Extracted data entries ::
+++
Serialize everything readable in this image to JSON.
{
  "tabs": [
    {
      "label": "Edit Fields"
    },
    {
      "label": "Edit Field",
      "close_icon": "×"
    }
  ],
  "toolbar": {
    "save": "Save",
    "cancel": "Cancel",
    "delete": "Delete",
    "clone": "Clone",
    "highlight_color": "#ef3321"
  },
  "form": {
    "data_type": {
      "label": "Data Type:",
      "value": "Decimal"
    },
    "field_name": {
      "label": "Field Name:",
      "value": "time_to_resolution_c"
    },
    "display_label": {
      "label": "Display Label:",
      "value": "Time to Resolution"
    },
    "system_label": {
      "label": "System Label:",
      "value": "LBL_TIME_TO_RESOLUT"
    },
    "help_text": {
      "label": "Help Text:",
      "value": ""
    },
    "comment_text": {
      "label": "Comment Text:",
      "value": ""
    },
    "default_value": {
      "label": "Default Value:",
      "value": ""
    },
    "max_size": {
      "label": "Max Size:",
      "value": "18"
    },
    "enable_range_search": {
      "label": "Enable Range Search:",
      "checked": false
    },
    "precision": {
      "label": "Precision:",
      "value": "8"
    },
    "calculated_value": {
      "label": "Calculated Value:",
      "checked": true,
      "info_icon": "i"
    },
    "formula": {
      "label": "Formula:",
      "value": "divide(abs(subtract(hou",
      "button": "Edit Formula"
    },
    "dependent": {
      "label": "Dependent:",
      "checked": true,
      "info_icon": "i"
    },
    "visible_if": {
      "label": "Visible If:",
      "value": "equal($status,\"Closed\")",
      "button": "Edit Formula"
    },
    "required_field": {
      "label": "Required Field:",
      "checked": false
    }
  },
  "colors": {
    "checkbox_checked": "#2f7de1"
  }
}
+++
Task details :: Print the whole listing exactly as it is.

Exercise solution ::
Serialize everything readable in this image to JSON.
{
  "tabs": [
    {
      "label": "Edit Fields"
    },
    {
      "label": "Edit Field",
      "close_icon": "×"
    }
  ],
  "toolbar": {
    "save": "Save",
    "cancel": "Cancel",
    "delete": "Delete",
    "clone": "Clone",
    "highlight_color": "#ef3321"
  },
  "form": {
    "data_type": {
      "label": "Data Type:",
      "value": "Decimal"
    },
    "field_name": {
      "label": "Field Name:",
      "value": "time_to_resolution_c"
    },
    "display_label": {
      "label": "Display Label:",
      "value": "Time to Resolution"
    },
    "system_label": {
      "label": "System Label:",
      "value": "LBL_TIME_TO_RESOLUT"
    },
    "help_text": {
      "label": "Help Text:",
      "value": ""
    },
    "comment_text": {
      "label": "Comment Text:",
      "value": ""
    },
    "default_value": {
      "label": "Default Value:",
      "value": ""
    },
    "max_size": {
      "label": "Max Size:",
      "value": "18"
    },
    "enable_range_search": {
      "label": "Enable Range Search:",
      "checked": false
    },
    "precision": {
      "label": "Precision:",
      "value": "8"
    },
    "calculated_value": {
      "label": "Calculated Value:",
      "checked": true,
      "info_icon": "i"
    },
    "formula": {
      "label": "Formula:",
      "value": "divide(abs(subtract(hou",
      "button": "Edit Formula"
    },
    "dependent": {
      "label": "Dependent:",
      "checked": true,
      "info_icon": "i"
    },
    "visible_if": {
      "label": "Visible If:",
      "value": "equal($status,\"Closed\")",
      "button": "Edit Formula"
    },
    "required_field": {
      "label": "Required Field:",
      "checked": false
    }
  },
  "colors": {
    "checkbox_checked": "#2f7de1"
  }
}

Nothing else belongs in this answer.